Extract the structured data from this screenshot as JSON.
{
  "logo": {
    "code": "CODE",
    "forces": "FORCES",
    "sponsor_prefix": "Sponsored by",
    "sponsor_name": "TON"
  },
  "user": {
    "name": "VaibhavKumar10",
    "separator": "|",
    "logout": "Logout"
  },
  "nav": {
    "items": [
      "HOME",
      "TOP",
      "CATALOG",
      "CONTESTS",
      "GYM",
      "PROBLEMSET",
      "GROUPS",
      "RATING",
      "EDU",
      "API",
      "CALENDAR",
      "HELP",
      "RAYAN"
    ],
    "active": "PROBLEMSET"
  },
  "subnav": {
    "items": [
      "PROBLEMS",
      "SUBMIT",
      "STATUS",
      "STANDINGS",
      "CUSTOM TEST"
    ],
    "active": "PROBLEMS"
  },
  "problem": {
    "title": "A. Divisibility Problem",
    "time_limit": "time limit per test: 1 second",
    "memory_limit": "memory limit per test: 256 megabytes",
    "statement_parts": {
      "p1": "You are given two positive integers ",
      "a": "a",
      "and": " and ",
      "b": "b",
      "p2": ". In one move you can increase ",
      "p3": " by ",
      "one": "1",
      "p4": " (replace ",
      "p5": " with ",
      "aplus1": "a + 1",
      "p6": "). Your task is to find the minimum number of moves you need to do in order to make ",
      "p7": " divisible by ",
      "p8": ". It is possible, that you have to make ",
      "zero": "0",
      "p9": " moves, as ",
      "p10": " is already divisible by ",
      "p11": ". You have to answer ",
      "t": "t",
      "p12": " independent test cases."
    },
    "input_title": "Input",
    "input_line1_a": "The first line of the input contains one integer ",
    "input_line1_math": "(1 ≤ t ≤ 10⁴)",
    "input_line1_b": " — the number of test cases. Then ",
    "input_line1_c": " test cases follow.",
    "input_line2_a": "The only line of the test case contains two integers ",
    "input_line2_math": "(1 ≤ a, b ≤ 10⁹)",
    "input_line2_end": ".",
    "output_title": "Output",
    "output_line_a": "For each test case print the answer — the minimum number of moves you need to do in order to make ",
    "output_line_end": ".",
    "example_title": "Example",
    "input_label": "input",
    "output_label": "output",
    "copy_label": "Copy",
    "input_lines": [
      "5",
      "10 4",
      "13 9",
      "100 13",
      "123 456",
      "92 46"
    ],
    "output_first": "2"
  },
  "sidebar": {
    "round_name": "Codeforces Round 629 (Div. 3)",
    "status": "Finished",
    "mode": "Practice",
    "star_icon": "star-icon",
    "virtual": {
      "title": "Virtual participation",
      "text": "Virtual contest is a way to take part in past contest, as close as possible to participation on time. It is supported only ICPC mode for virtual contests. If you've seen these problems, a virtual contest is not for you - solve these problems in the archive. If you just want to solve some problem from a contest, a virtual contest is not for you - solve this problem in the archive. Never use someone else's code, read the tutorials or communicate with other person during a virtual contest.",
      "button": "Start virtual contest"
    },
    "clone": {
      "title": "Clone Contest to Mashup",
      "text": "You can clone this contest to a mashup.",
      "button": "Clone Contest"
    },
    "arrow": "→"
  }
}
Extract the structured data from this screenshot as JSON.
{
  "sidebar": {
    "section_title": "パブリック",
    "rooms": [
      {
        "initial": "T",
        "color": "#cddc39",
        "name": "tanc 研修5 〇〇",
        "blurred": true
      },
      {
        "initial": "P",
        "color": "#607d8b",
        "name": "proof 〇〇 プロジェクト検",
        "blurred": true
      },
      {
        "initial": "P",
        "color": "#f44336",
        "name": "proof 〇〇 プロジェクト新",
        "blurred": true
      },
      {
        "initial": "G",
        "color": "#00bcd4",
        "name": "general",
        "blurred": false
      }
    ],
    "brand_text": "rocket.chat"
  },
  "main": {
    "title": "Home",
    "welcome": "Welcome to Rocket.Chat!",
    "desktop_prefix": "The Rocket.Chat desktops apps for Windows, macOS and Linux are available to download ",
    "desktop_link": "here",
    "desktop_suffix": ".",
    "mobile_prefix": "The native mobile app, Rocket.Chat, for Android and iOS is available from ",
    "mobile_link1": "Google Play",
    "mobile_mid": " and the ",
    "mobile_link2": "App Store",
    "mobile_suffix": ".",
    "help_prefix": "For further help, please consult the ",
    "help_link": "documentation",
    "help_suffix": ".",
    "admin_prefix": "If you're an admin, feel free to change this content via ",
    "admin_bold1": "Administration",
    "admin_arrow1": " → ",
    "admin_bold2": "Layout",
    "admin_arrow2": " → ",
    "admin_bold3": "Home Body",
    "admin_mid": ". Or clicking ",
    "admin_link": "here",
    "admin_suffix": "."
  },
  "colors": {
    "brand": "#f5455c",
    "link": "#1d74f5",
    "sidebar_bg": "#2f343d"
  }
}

########

[Task statement] Where a line of the entries contains the word "from", copy that line.

[Worked answer]
Extract the structured data from this screenshot as JSON.
      "text": "Virtual contest is a way to take part in past contest, as close as possible to participation on time. It is supported only ICPC mode for virtual contests. If you've seen these problems, a virtual contest is not for you - solve these problems in the archive. If you just want to solve some problem from a contest, a virtual contest is not for you - solve this problem in the archive. Never use someone else's code, read the tutorials or communicate with other person during a virtual contest.",
Extract the structured data from this screenshot as JSON.
    "mobile_prefix": "The native mobile app, Rocket.Chat, for Android and iOS is available from ",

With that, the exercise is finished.